### [Set task]
Show every line of the records below that contains the word "name".

### [Recorded data]
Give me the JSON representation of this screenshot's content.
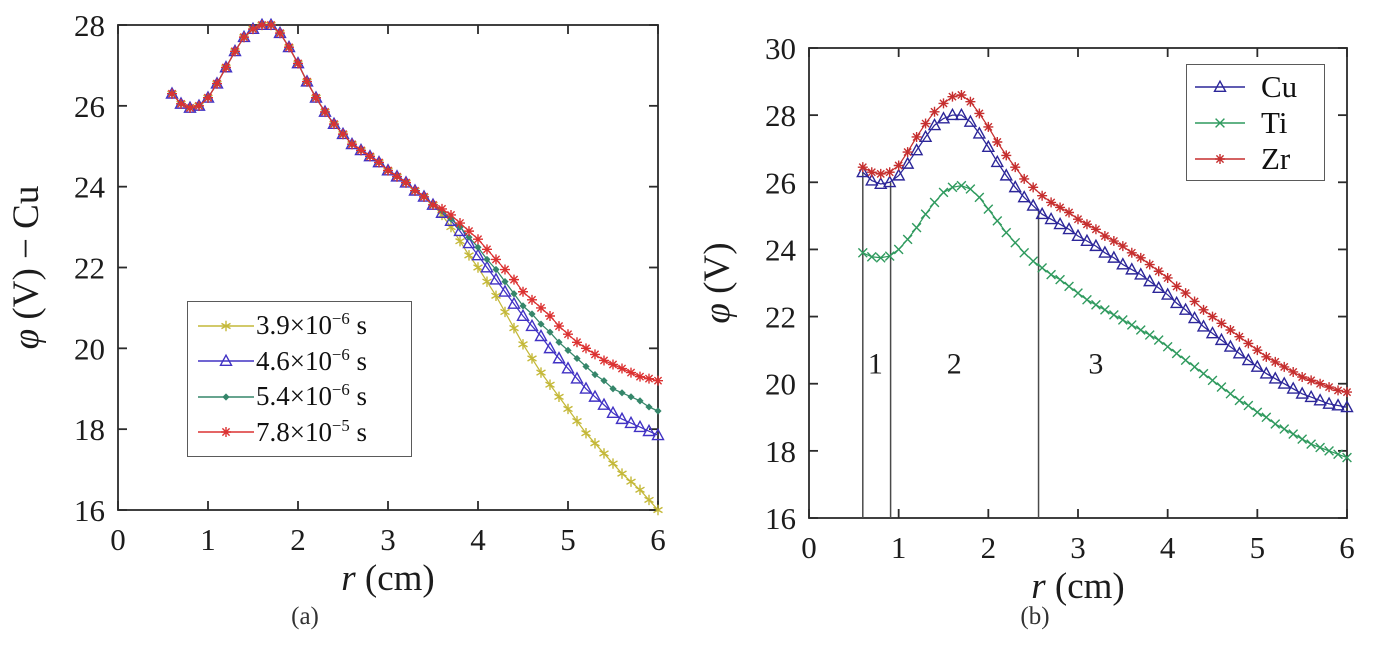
{
  "figure": {
    "captions": {
      "a": "(a)",
      "b": "(b)"
    }
  },
  "chart_data": [
    {
      "panel": "a",
      "type": "line",
      "title": "",
      "xlabel": {
        "var": "r",
        "rest": " (cm)"
      },
      "ylabel": {
        "var": "φ",
        "rest": " (V) − Cu"
      },
      "xlim": [
        0,
        6
      ],
      "ylim": [
        16,
        28
      ],
      "xticks": [
        0,
        1,
        2,
        3,
        4,
        5,
        6
      ],
      "yticks": [
        16,
        18,
        20,
        22,
        24,
        26,
        28
      ],
      "grid": false,
      "legend_position": "lower-left",
      "x_start": 0.6,
      "x_step": 0.1,
      "series": [
        {
          "name": "3.9e-6 s",
          "legend_base": "3.9×10",
          "legend_exp": "−6",
          "legend_suffix": " s",
          "color": "#c4b838",
          "marker": "star6",
          "values": [
            26.3,
            26.05,
            25.95,
            26.0,
            26.2,
            26.55,
            26.95,
            27.35,
            27.7,
            27.9,
            28.0,
            28.0,
            27.8,
            27.45,
            27.05,
            26.6,
            26.2,
            25.85,
            25.55,
            25.3,
            25.05,
            24.9,
            24.75,
            24.6,
            24.4,
            24.25,
            24.1,
            23.9,
            23.75,
            23.55,
            23.3,
            23.0,
            22.65,
            22.3,
            22.0,
            21.65,
            21.3,
            20.9,
            20.5,
            20.1,
            19.75,
            19.4,
            19.1,
            18.8,
            18.5,
            18.2,
            17.9,
            17.65,
            17.4,
            17.15,
            16.9,
            16.7,
            16.5,
            16.25,
            16.0
          ]
        },
        {
          "name": "4.6e-6 s",
          "legend_base": "4.6×10",
          "legend_exp": "−6",
          "legend_suffix": " s",
          "color": "#4132c4",
          "marker": "triangle",
          "values": [
            26.3,
            26.05,
            25.95,
            26.0,
            26.2,
            26.55,
            26.95,
            27.35,
            27.7,
            27.9,
            28.0,
            28.0,
            27.8,
            27.45,
            27.05,
            26.6,
            26.2,
            25.85,
            25.55,
            25.3,
            25.05,
            24.9,
            24.75,
            24.6,
            24.4,
            24.25,
            24.1,
            23.9,
            23.75,
            23.55,
            23.35,
            23.15,
            22.9,
            22.6,
            22.3,
            22.0,
            21.7,
            21.4,
            21.1,
            20.8,
            20.55,
            20.3,
            20.0,
            19.75,
            19.5,
            19.25,
            19.0,
            18.8,
            18.6,
            18.4,
            18.25,
            18.15,
            18.05,
            17.95,
            17.85
          ]
        },
        {
          "name": "5.4e-6 s",
          "legend_base": "5.4×10",
          "legend_exp": "−6",
          "legend_suffix": " s",
          "color": "#35866a",
          "marker": "diamond",
          "values": [
            26.3,
            26.05,
            25.95,
            26.0,
            26.2,
            26.55,
            26.95,
            27.35,
            27.7,
            27.9,
            28.0,
            28.0,
            27.8,
            27.45,
            27.05,
            26.6,
            26.2,
            25.85,
            25.55,
            25.3,
            25.05,
            24.9,
            24.75,
            24.6,
            24.4,
            24.25,
            24.1,
            23.9,
            23.75,
            23.55,
            23.4,
            23.2,
            23.0,
            22.75,
            22.5,
            22.2,
            21.95,
            21.65,
            21.35,
            21.05,
            20.85,
            20.6,
            20.4,
            20.15,
            19.95,
            19.75,
            19.55,
            19.35,
            19.2,
            19.0,
            18.9,
            18.8,
            18.7,
            18.55,
            18.45
          ]
        },
        {
          "name": "7.8e-5 s",
          "legend_base": "7.8×10",
          "legend_exp": "−5",
          "legend_suffix": " s",
          "color": "#dc3232",
          "marker": "asterisk",
          "values": [
            26.3,
            26.05,
            25.95,
            26.0,
            26.2,
            26.55,
            26.95,
            27.35,
            27.7,
            27.9,
            28.0,
            28.0,
            27.8,
            27.45,
            27.05,
            26.6,
            26.2,
            25.85,
            25.55,
            25.3,
            25.05,
            24.9,
            24.75,
            24.6,
            24.4,
            24.25,
            24.1,
            23.9,
            23.75,
            23.55,
            23.45,
            23.3,
            23.1,
            22.9,
            22.7,
            22.45,
            22.2,
            21.95,
            21.7,
            21.4,
            21.2,
            21.0,
            20.8,
            20.55,
            20.35,
            20.15,
            20.0,
            19.85,
            19.7,
            19.6,
            19.5,
            19.4,
            19.3,
            19.25,
            19.2
          ]
        }
      ]
    },
    {
      "panel": "b",
      "type": "line",
      "title": "",
      "xlabel": {
        "var": "r",
        "rest": " (cm)"
      },
      "ylabel": {
        "var": "φ",
        "rest": " (V)"
      },
      "xlim": [
        0,
        6
      ],
      "ylim": [
        16,
        30
      ],
      "xticks": [
        0,
        1,
        2,
        3,
        4,
        5,
        6
      ],
      "yticks": [
        16,
        18,
        20,
        22,
        24,
        26,
        28,
        30
      ],
      "grid": false,
      "legend_position": "upper-right",
      "x_start": 0.6,
      "x_step": 0.1,
      "vlines": [
        {
          "x": 0.6,
          "y_from": 16,
          "y_to": 26.35
        },
        {
          "x": 0.91,
          "y_from": 16,
          "y_to": 26.0
        },
        {
          "x": 2.56,
          "y_from": 16,
          "y_to": 25.2
        }
      ],
      "annotations": [
        {
          "text": "1",
          "x": 0.74,
          "y": 20.3
        },
        {
          "text": "2",
          "x": 1.62,
          "y": 20.3
        },
        {
          "text": "3",
          "x": 3.2,
          "y": 20.3
        }
      ],
      "series": [
        {
          "name": "Cu",
          "label": "Cu",
          "color": "#2c2699",
          "marker": "triangle",
          "values": [
            26.3,
            26.05,
            25.95,
            26.0,
            26.2,
            26.55,
            26.95,
            27.35,
            27.7,
            27.9,
            28.0,
            28.0,
            27.8,
            27.45,
            27.05,
            26.6,
            26.2,
            25.85,
            25.55,
            25.3,
            25.05,
            24.9,
            24.75,
            24.6,
            24.4,
            24.25,
            24.1,
            23.9,
            23.75,
            23.55,
            23.4,
            23.25,
            23.05,
            22.85,
            22.65,
            22.4,
            22.2,
            21.95,
            21.7,
            21.5,
            21.3,
            21.1,
            20.9,
            20.7,
            20.5,
            20.3,
            20.15,
            20.0,
            19.85,
            19.7,
            19.6,
            19.5,
            19.4,
            19.35,
            19.3
          ]
        },
        {
          "name": "Ti",
          "label": "Ti",
          "color": "#2f9a5e",
          "marker": "x",
          "values": [
            23.9,
            23.78,
            23.75,
            23.8,
            24.0,
            24.3,
            24.65,
            25.05,
            25.4,
            25.7,
            25.85,
            25.9,
            25.8,
            25.55,
            25.2,
            24.85,
            24.5,
            24.2,
            23.9,
            23.65,
            23.45,
            23.25,
            23.1,
            22.9,
            22.7,
            22.5,
            22.35,
            22.2,
            22.05,
            21.9,
            21.75,
            21.6,
            21.45,
            21.3,
            21.1,
            20.9,
            20.7,
            20.5,
            20.3,
            20.1,
            19.9,
            19.7,
            19.5,
            19.35,
            19.15,
            19.0,
            18.8,
            18.65,
            18.5,
            18.35,
            18.2,
            18.1,
            18.0,
            17.9,
            17.8
          ]
        },
        {
          "name": "Zr",
          "label": "Zr",
          "color": "#c62f2f",
          "marker": "asterisk",
          "values": [
            26.45,
            26.3,
            26.25,
            26.3,
            26.5,
            26.9,
            27.35,
            27.75,
            28.1,
            28.35,
            28.55,
            28.6,
            28.4,
            28.05,
            27.65,
            27.2,
            26.8,
            26.45,
            26.1,
            25.85,
            25.6,
            25.4,
            25.25,
            25.1,
            24.9,
            24.75,
            24.6,
            24.4,
            24.25,
            24.1,
            23.9,
            23.75,
            23.55,
            23.35,
            23.15,
            22.9,
            22.7,
            22.45,
            22.2,
            22.0,
            21.8,
            21.6,
            21.4,
            21.2,
            21.0,
            20.8,
            20.65,
            20.5,
            20.35,
            20.2,
            20.1,
            20.0,
            19.9,
            19.8,
            19.75
          ]
        }
      ]
    }
  ]
}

### [Answer to this problem]
          "name": "3.9e-6 s",
          "name": "4.6e-6 s",
          "name": "5.4e-6 s",
          "name": "7.8e-5 s",
          "name": "Cu",
          "name": "Ti",
          "name": "Zr",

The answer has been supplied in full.